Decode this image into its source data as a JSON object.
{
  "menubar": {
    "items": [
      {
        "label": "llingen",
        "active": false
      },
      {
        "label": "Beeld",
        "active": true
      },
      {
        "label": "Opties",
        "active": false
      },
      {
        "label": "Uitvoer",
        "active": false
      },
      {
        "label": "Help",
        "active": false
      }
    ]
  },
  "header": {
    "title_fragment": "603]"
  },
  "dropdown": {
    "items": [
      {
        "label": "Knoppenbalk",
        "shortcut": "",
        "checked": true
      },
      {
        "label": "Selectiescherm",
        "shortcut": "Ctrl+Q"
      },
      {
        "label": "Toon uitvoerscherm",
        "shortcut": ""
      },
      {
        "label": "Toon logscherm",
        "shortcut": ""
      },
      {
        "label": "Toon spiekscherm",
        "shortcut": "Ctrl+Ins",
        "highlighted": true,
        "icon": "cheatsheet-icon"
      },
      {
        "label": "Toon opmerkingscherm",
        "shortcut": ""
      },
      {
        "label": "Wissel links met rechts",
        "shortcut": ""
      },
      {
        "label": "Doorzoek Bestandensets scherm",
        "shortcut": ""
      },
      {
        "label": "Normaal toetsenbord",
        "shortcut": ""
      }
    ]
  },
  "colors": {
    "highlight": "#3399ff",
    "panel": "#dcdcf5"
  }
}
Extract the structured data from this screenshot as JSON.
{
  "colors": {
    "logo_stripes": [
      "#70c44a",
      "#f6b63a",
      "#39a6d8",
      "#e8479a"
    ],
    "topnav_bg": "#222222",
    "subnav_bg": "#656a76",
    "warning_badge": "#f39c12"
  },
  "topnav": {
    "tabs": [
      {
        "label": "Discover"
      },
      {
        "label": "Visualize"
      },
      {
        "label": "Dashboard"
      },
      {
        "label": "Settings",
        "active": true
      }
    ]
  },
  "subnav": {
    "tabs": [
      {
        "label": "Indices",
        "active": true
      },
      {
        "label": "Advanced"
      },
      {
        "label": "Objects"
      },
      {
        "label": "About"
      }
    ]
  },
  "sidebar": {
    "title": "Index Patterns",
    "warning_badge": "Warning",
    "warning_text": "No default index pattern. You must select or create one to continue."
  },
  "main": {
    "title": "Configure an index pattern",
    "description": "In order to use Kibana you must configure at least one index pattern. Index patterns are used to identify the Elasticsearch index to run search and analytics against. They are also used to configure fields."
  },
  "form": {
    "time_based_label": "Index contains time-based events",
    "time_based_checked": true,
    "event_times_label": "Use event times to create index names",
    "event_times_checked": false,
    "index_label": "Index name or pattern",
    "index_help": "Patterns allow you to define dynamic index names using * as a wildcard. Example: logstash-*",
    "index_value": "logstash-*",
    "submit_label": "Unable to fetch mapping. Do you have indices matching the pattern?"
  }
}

★ ★ ★ ★ ★

## Directive
Each line of the material should be echoed exactly.

## Complete response
Decode this image into its source data as a JSON object.
{
  "menubar": {
    "items": [
      {
        "label": "llingen",
        "active": false
      },
      {
        "label": "Beeld",
        "active": true
      },
      {
        "label": "Opties",
        "active": false
      },
      {
        "label": "Uitvoer",
        "active": false
      },
      {
        "label": "Help",
        "active": false
      }
    ]
  },
  "header": {
    "title_fragment": "603]"
  },
  "dropdown": {
    "items": [
      {
        "label": "Knoppenbalk",
        "shortcut": "",
        "checked": true
      },
      {
        "label": "Selectiescherm",
        "shortcut": "Ctrl+Q"
      },
      {
        "label": "Toon uitvoerscherm",
        "shortcut": ""
      },
      {
        "label": "Toon logscherm",
        "shortcut": ""
      },
      {
        "label": "Toon spiekscherm",
        "shortcut": "Ctrl+Ins",
        "highlighted": true,
        "icon": "cheatsheet-icon"
      },
      {
        "label": "Toon opmerkingscherm",
        "shortcut": ""
      },
      {
        "label": "Wissel links met rechts",
        "shortcut": ""
      },
      {
        "label": "Doorzoek Bestandensets scherm",
        "shortcut": ""
      },
      {
        "label": "Normaal toetsenbord",
        "shortcut": ""
      }
    ]
  },
  "colors": {
    "highlight": "#3399ff",
    "panel": "#dcdcf5"
  }
}
Extract the structured data from this screenshot as JSON.
{
  "colors": {
    "logo_stripes": [
      "#70c44a",
      "#f6b63a",
      "#39a6d8",
      "#e8479a"
    ],
    "topnav_bg": "#222222",
    "subnav_bg": "#656a76",
    "warning_badge": "#f39c12"
  },
  "topnav": {
    "tabs": [
      {
        "label": "Discover"
      },
      {
        "label": "Visualize"
      },
      {
        "label": "Dashboard"
      },
      {
        "label": "Settings",
        "active": true
      }
    ]
  },
  "subnav": {
    "tabs": [
      {
        "label": "Indices",
        "active": true
      },
      {
        "label": "Advanced"
      },
      {
        "label": "Objects"
      },
      {
        "label": "About"
      }
    ]
  },
  "sidebar": {
    "title": "Index Patterns",
    "warning_badge": "Warning",
    "warning_text": "No default index pattern. You must select or create one to continue."
  },
  "main": {
    "title": "Configure an index pattern",
    "description": "In order to use Kibana you must configure at least one index pattern. Index patterns are used to identify the Elasticsearch index to run search and analytics against. They are also used to configure fields."
  },
  "form": {
    "time_based_label": "Index contains time-based events",
    "time_based_checked": true,
    "event_times_label": "Use event times to create index names",
    "event_times_checked": false,
    "index_label": "Index name or pattern",
    "index_help": "Patterns allow you to define dynamic index names using * as a wildcard. Example: logstash-*",
    "index_value": "logstash-*",
    "submit_label": "Unable to fetch mapping. Do you have indices matching the pattern?"
  }
}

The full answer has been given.